# Rows from a dataset
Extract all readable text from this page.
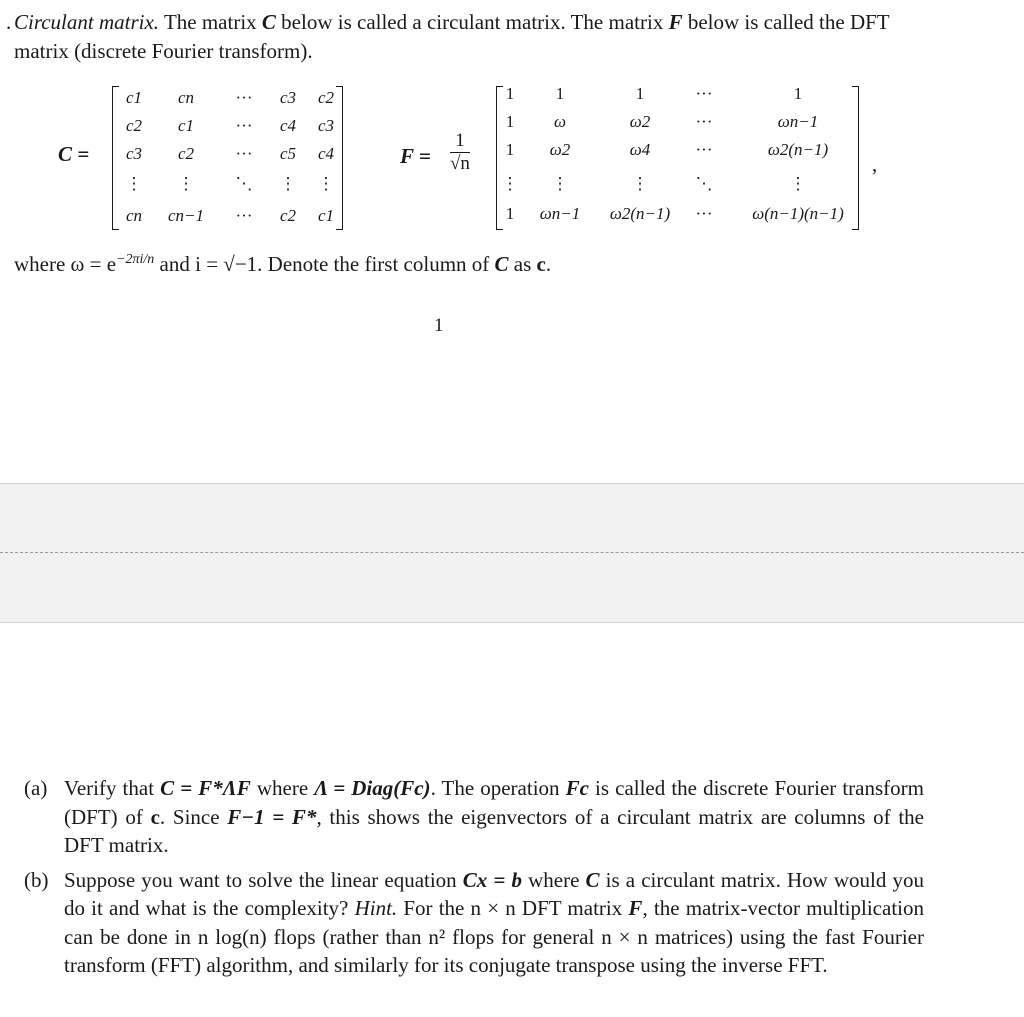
. Circulant matrix. The matrix C below is called a circulant matrix. The matrix F below is called the DFT matrix (discrete Fourier transform).

C =
c1 cn ··· c3 c2
c2 c1 ··· c4 c3
c3 c2 ··· c5 c4
⋮ ⋮ ⋱ ⋮ ⋮
cn cn−1 ··· c2 c1
$F = \frac{1}{√n}$
1 1	1	···	1
1 ω	ω2	···	ωn−1
1 ω2	ω4	···	ω2(n−1)
⋮ ⋮	⋮	⋱	⋮
1 ωn−1 ω2(n−1) ··· ω(n−1)(n−1)
,
where $\omega = e^{-2\pi i/n}$ and i = √−1. Denote the first column of C as c.
1
(a) Verify that C = F*ΛF where Λ = Diag(Fc). The operation Fc is called the discrete Fourier transform (DFT) of c. Since F−1 = F*, this shows the eigenvectors of a circulant matrix are columns of the DFT matrix.
(b) Suppose you want to solve the linear equation Cx = b where C is a circulant matrix. How would you do it and what is the complexity? Hint. For the n × n DFT matrix F, the matrix-vector multiplication can be done in n log(n) flops (rather than n² flops for general n × n matrices) using the fast Fourier transform (FFT) algorithm, and similarly for its conjugate transpose using the inverse FFT.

# WORK TO BE COMPLETED
The pictures in the entries should be left out; output everything else exactly.

# CORRECT OUTPUT
Extract all readable text from this page.
. Circulant matrix. The matrix C below is called a circulant matrix. The matrix F below is called the DFT matrix (discrete Fourier transform).

C =
c1 cn ··· c3 c2
c2 c1 ··· c4 c3
c3 c2 ··· c5 c4
⋮ ⋮ ⋱ ⋮ ⋮
cn cn−1 ··· c2 c1
$F = \frac{1}{√n}$
1 1	1	···	1
1 ω	ω2	···	ωn−1
1 ω2	ω4	···	ω2(n−1)
⋮ ⋮	⋮	⋱	⋮
1 ωn−1 ω2(n−1) ··· ω(n−1)(n−1)
,
where $\omega = e^{-2\pi i/n}$ and i = √−1. Denote the first column of C as c.
1
(a) Verify that C = F*ΛF where Λ = Diag(Fc). The operation Fc is called the discrete Fourier transform (DFT) of c. Since F−1 = F*, this shows the eigenvectors of a circulant matrix are columns of the DFT matrix.
(b) Suppose you want to solve the linear equation Cx = b where C is a circulant matrix. How would you do it and what is the complexity? Hint. For the n × n DFT matrix F, the matrix-vector multiplication can be done in n log(n) flops (rather than n² flops for general n × n matrices) using the fast Fourier transform (FFT) algorithm, and similarly for its conjugate transpose using the inverse FFT.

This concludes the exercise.